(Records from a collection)
>>>

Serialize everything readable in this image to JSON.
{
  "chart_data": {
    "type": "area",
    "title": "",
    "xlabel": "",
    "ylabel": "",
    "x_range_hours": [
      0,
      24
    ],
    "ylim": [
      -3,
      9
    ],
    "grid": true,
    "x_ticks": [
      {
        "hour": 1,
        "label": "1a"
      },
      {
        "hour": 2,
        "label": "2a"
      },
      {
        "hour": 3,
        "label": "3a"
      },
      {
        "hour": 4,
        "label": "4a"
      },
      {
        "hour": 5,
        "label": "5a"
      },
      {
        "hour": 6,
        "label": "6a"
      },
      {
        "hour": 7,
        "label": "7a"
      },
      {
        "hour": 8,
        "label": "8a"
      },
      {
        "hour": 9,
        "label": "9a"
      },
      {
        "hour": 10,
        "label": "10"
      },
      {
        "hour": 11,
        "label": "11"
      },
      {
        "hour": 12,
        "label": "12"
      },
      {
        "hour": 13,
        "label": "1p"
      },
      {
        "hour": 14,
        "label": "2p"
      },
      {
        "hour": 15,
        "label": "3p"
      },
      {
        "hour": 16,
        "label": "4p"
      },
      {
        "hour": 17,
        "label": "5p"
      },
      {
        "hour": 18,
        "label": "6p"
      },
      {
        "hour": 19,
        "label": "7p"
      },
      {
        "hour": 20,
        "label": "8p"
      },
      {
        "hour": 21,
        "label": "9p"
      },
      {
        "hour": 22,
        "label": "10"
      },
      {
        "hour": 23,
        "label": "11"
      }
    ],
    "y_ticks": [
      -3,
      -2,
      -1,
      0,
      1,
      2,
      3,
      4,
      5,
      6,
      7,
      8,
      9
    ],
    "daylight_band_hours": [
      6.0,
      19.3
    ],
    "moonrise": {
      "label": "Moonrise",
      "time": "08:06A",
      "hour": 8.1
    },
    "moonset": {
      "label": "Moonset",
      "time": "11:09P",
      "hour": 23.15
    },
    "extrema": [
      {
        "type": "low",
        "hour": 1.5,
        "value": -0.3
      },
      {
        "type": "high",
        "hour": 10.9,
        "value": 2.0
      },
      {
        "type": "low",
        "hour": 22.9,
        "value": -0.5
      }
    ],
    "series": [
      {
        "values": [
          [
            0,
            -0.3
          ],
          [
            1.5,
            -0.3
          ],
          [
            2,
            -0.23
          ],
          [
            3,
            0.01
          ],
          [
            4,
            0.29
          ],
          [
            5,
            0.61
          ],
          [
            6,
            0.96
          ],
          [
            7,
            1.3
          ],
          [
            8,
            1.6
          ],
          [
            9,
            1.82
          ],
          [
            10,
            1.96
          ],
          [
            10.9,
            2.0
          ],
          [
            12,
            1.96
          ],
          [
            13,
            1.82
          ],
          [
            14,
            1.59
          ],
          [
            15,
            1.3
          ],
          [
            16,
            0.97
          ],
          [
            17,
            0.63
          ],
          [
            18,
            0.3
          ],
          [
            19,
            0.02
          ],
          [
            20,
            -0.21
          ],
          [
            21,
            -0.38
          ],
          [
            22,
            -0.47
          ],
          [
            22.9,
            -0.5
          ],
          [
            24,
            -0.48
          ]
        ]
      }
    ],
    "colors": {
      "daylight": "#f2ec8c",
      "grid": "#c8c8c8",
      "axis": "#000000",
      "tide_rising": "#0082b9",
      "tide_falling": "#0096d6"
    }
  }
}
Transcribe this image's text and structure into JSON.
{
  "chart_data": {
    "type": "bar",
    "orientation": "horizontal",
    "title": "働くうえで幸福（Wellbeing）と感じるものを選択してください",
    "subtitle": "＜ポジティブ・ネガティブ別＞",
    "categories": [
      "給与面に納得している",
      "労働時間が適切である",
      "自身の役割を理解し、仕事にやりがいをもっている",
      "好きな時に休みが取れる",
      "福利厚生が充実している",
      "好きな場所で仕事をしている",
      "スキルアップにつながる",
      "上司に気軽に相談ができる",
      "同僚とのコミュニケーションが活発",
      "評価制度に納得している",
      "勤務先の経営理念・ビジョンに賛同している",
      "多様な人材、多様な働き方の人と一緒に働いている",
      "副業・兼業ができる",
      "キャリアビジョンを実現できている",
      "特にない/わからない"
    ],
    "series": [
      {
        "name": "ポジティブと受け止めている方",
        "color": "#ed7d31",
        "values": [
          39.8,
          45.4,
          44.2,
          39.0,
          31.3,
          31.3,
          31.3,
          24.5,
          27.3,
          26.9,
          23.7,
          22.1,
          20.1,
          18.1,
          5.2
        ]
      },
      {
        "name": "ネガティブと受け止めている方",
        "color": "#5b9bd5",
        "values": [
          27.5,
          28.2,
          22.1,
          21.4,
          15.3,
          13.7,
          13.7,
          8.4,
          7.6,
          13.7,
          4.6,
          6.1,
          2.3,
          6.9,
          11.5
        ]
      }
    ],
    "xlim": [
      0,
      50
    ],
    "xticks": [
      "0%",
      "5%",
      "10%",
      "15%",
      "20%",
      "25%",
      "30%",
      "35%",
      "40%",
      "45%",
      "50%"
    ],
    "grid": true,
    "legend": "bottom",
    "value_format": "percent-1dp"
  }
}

<<<

Requirements
Which lines hold the string "type"? Copy all of them from the data above.

Full answer
    "type": "area",
        "type": "low",
        "type": "high",
        "type": "low",
    "type": "bar",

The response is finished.